Aim of the task: Extract each line bearing the word "location".

____

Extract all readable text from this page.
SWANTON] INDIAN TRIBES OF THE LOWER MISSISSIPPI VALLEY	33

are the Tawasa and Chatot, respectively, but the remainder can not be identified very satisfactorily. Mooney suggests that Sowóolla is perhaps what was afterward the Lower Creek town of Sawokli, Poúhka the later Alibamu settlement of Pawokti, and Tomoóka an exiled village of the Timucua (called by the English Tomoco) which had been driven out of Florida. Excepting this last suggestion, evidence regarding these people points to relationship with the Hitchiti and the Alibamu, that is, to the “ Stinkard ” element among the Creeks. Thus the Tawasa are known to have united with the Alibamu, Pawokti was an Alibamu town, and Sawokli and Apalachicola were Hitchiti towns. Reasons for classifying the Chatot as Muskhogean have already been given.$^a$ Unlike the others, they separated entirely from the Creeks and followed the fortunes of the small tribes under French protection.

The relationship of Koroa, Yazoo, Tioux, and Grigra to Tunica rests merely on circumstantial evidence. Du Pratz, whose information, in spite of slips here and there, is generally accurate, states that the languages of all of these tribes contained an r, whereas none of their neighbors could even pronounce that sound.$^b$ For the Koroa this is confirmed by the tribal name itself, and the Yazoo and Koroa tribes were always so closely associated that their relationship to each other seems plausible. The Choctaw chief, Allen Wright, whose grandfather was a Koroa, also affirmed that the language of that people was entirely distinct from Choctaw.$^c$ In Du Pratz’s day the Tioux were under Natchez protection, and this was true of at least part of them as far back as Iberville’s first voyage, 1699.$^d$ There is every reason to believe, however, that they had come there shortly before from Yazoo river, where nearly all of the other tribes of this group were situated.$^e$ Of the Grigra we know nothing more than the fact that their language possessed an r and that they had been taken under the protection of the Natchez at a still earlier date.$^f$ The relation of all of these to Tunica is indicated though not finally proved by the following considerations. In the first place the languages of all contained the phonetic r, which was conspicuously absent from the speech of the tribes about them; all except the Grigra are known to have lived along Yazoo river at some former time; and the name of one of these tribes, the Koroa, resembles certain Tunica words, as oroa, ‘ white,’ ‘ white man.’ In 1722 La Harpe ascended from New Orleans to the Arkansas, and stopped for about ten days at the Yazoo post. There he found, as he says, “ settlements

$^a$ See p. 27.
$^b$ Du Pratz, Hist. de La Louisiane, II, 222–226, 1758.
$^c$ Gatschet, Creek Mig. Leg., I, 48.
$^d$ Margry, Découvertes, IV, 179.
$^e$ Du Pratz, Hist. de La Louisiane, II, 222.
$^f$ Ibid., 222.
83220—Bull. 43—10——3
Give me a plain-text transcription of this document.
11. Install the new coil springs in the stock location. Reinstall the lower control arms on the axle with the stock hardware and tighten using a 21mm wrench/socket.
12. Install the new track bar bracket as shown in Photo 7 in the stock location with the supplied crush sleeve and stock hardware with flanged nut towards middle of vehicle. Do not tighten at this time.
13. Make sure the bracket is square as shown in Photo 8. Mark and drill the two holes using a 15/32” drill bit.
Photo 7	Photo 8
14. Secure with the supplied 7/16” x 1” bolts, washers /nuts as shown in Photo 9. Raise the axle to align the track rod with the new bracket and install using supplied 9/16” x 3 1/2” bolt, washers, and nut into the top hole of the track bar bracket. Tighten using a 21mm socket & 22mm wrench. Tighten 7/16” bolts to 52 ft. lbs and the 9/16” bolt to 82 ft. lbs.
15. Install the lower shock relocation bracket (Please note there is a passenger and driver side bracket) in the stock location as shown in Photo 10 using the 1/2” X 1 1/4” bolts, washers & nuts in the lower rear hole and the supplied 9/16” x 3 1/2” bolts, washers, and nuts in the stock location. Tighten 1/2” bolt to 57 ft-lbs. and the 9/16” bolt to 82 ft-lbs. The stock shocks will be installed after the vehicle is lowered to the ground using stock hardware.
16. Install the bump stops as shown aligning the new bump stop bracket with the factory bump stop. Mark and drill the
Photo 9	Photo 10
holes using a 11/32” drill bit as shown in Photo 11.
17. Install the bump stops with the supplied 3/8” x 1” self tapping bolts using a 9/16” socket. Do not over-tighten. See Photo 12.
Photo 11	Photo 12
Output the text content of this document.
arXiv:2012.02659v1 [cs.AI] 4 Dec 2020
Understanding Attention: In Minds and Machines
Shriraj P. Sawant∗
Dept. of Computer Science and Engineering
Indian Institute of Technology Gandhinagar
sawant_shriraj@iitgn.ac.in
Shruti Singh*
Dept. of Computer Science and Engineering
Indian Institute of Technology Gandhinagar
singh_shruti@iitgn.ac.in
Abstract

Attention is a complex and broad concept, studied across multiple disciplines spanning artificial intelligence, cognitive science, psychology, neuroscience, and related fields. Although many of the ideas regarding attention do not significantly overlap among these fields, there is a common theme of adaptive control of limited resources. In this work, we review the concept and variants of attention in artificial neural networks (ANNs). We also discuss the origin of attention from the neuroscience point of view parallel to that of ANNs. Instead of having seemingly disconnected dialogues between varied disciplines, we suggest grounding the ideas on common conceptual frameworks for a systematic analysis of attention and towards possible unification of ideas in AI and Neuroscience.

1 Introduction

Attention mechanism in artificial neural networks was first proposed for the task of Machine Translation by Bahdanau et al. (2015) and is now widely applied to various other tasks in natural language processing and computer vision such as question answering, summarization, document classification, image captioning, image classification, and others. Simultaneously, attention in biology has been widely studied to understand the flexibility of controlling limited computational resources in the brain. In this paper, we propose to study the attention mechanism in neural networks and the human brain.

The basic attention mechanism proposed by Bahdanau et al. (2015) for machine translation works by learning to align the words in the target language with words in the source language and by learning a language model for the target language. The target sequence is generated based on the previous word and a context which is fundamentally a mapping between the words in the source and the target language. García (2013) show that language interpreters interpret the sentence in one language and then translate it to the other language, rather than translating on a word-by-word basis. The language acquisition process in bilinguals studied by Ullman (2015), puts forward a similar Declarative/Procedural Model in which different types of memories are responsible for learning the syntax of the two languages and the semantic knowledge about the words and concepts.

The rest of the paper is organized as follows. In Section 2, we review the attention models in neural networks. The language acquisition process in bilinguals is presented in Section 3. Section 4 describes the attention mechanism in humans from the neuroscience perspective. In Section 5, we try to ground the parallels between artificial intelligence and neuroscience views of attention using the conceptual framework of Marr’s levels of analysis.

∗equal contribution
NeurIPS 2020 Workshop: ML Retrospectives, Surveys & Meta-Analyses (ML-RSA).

____

Written reply:
11. Install the new coil springs in the stock location. Reinstall the lower control arms on the axle with the stock hardware and tighten using a 21mm wrench/socket.
12. Install the new track bar bracket as shown in Photo 7 in the stock location with the supplied crush sleeve and stock hardware with flanged nut towards middle of vehicle. Do not tighten at this time.
15. Install the lower shock relocation bracket (Please note there is a passenger and driver side bracket) in the stock location as shown in Photo 10 using the 1/2” X 1 1/4” bolts, washers & nuts in the lower rear hole and the supplied 9/16” x 3 1/2” bolts, washers, and nuts in the stock location. Tighten 1/2” bolt to 57 ft-lbs. and the 9/16” bolt to 82 ft-lbs. The stock shocks will be installed after the vehicle is lowered to the ground using stock hardware.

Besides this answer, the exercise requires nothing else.